[[ PASSAGE PROVIDED, beginning ]]
KINGSTOWN, St Vincent, November 17, Opposition Leader Godwin Friday has expressed concerns about snap general elections in Dominica even as a commission’s recommendations on electoral reform are yet to be implemented.
Earlier this month, Dominica’s Prime Minister Roosevelt Skerrit announced that residents would go to the polls on December 6, three years after he led the Dominica Labour Party (DLP) to an 18-3 victory in the general election of 2019 and two years before the next elections are constitutionally due.
Since then, the main opposition United Workers Party (UWP) and the Dominica Freedom Party (DFP), have announced they will boycott the polls.
The UWP said it remained convinced that the electoral reform “as demanded by the Dominican population is needed to facilitate free and fair elections” in Dominica, while DFP leader Bernard Hurtault said the party “cannot in clear conscience continue to validate a deeply flawed and anti-democratic election process.”
Speaking on local radio, Friday noted that Skerrit had called elections notwithstanding the fact that Sir Dennis Byron, who the government appointed as commissioner of the electoral reform exercise, is yet to complete his work.
“November 6, Sir Dennis wrote a letter to the leader of the opposition and the government saying where he was with the report and what the plan of action was going forward,” Friday pointed out.
“He said that he would present phase one of the report in the month of November so the Parliament could then bring in legislation to deal with the register of voters sometime in December, and to be enacted, hopefully, early in the New Year, in January.”
Friday added that Sir Dennis had indicated that after consultation, he would do phase two of his report in February or March of 2023, and then they would have further legislation again in March-April 2023.
[[ PASSAGE PROVIDED, end ]]
[[ RECORDS SHOWN, beginning ]]
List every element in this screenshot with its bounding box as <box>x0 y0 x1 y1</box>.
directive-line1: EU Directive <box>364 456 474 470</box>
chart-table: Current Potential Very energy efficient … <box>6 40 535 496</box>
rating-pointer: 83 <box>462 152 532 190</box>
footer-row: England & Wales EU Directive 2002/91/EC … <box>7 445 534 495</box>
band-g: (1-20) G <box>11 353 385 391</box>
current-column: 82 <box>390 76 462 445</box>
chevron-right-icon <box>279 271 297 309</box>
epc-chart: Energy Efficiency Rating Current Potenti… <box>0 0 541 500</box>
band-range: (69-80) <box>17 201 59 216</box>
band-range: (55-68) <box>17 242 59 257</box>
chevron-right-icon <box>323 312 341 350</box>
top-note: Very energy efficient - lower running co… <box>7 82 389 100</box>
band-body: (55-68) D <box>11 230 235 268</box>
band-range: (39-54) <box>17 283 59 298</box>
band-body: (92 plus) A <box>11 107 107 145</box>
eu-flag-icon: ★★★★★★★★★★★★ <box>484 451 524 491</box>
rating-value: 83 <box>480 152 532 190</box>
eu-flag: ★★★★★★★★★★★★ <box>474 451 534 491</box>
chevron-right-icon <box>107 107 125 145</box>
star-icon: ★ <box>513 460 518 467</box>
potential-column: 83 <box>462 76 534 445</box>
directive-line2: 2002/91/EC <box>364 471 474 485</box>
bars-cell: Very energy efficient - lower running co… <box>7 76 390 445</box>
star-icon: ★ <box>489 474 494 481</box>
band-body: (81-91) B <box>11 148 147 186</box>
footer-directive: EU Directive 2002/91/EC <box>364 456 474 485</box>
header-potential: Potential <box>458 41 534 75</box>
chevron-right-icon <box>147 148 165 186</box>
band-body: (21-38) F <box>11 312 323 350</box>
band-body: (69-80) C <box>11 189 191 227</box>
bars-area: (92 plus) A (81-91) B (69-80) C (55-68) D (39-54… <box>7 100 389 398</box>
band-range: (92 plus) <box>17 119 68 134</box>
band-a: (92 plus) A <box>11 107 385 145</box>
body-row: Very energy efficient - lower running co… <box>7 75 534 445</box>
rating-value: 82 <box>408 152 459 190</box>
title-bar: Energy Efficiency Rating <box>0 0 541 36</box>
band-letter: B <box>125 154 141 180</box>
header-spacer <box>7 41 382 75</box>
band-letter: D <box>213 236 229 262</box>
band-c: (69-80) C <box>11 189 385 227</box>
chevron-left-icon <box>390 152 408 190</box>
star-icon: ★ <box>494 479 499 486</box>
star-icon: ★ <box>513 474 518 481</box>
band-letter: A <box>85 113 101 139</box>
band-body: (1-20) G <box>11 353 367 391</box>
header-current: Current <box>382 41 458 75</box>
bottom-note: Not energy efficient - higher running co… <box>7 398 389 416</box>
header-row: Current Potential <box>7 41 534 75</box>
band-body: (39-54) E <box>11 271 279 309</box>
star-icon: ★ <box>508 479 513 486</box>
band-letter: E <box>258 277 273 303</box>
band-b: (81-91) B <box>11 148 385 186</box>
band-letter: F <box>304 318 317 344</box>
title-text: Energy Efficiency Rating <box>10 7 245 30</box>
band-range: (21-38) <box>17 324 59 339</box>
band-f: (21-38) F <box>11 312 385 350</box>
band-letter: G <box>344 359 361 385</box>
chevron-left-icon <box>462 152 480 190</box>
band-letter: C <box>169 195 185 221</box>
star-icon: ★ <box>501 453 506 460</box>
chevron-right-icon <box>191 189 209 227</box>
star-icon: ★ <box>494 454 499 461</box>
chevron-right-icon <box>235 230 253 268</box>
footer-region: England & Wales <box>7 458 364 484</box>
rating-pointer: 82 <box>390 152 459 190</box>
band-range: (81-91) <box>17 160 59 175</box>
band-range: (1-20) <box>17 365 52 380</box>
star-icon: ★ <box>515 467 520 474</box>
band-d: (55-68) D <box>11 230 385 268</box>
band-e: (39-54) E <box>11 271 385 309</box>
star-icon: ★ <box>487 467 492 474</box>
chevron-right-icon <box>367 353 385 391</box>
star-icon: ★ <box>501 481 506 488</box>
[[ RECORDS SHOWN, end ]]
▶ [TASKS TO CARRY OUT]
(A) Reproduce word for word the stretch of the article on Dominica's snap election from "Earlier this month, Dominica’s" through "are constitutionally due.".
(B) Resume the article on Dominica's snap election from its final sentence onward.
The listing is not needed for this work.

▶ [EXPECTED RESULTS]
(A)
Earlier this month, Dominica’s Prime Minister Roosevelt Skerrit announced that residents would go to the polls on December 6, three years after he led the Dominica Labour Party (DLP) to an 18-3 victory in the general election of 2019 and two years before the next elections are constitutionally due.

(B)
“This is the commissioner, Sir Dennis Byron, outlining the plan for what he is going to do, and then what does the government do? What does the government of Skerrit do? Disregard it entirely and call an election; say, ‘we’re going with the same thing we have here now. All the complaints that people made and so forth and all this stuff that I told you to look into, I don’t care about that. I’m going to call an election now.”
Friday said the people of the region had taken note of “that kind of disregard for process, having spent hundreds of thousands of dollars thus far on this commission.”
“Not that the money is the most important thing — the most important thing is the preservation of democracy, to also have the appearance of free and fair elections,” the St. Vincent Opposition Leader said.
“….If you have this reform, you say that reform is going ahead; that you appointed the commissioner suggests that you have accepted that the commission is needed, and you will give them a chance to do their work, and then after that, you can call elections….. The government has definitely disregarded the work of the commission because it’s not done.”
Friday, whose New Democratic Party (NDP) is a sister party of the UWP, suggested that coming out of the December 6 vote, “we’re going to have, essentially, a government whose legitimacy is going to be very much questioned.”
“This is an unfortunate development in our region, and we all have to pay attention to it. Very few people in the region can afford to turn away; nobody can afford to turn away from this sort of thing and not pay attention to it and suggest ‘well, oh, this is just for Dominicans,’” the NDP leader said.
“We had our challenges here and still have our challenges here in St. Vincent and the Grenadines. We have to take an interest in what is happening there … because we’re all one economic space, we’re one region, and we should be adopting best practices.
“And first and foremost, we should ensure that democracy, that our democratic system, our democratic traditions are upheld and that we are always going to be able to say that a government when it is elected, it was elected, free and fair. When we can’t do that, we put our entire societies in jeopardy because people try, they either get alienated from the system or they find other means to try to express their dissatisfaction with the government if they feel that the ballot isn’t working, and nobody wants any of that to happen,” he said.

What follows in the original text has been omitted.